2009-09-12 Thread Andrea Giammarchi

Ajax interactions usually produces different results, 'cause an Ajax 
interaction that returns an entire document does not make much sense.
Formaldehyde is for Ajax interaction, which in my case I always catch via 
headers checks or special parameters.

Formaldehyde is client agnostic, FireBUG or FirePHP could or could not be 
there, but providing both server and client code, we do not have to worry about 
anything.

Finally, even if called manually, the page will have a status 500 and the error 
will be still readable, being it the first JSON encoded key but obviously, for 
manual interactions it is extremely simple to spot the error, if any, since PHP 
clearly shows it in the page, if there are no other debuggers.

The stuff about application/json does not make much sense to me, and FireBUG 
shows automatically things passed via eval, it is not about the response type 
(also because it could simply be a security problem)

Again, Formaldehyde, is client side agnostic, so if we have IE, rather than 
Firefox, or Safari, Chrome, Opera, Formaldehyde will work, helping with 
unmanaged PHP errors (or managed one, if we manually throw an exception or 
trigger an error)

Regards

 From: kranthi...@gmail.com
 Date: Sat, 12 Sep 2009 11:39:43 +0530
 To: pa...@quillandmouse.com
 CC: php-general@lists.php.net
 Subject: Re: [PHP] RE: [Formaldehyde] The Most Basic Ajax - PHP Error Debugger
 
 I dont think I understood you completely..

▸ Task goal:
Reproduce the Formaldehyde mailing-list message from "Again, Formaldehyde, is" up to and including "understood you completely..".

▸ Material provided:
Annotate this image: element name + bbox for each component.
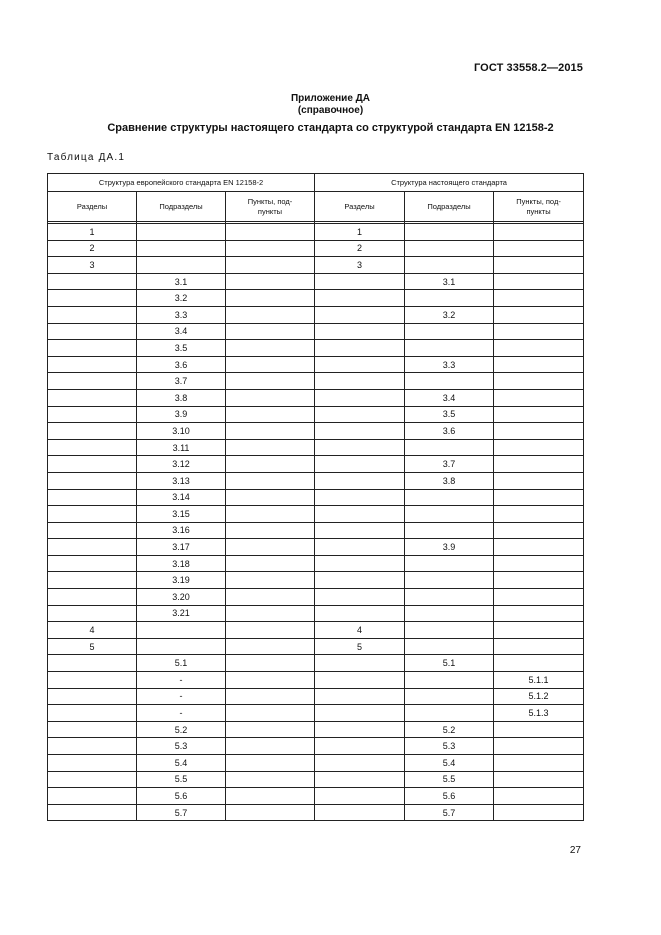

▸ Result below:
Again, Formaldehyde, is client side agnostic, so if we have IE, rather than 
Firefox, or Safari, Chrome, Opera, Formaldehyde will work, helping with 
unmanaged PHP errors (or managed one, if we manually throw an exception or 
trigger an error)

Regards

 From: kranthi...@gmail.com
 Date: Sat, 12 Sep 2009 11:39:43 +0530
 To: pa...@quillandmouse.com
 CC: php-general@lists.php.net
 Subject: Re: [PHP] RE: [Formaldehyde] The Most Basic Ajax - PHP Error Debugger
 
 I dont think I understood you completely..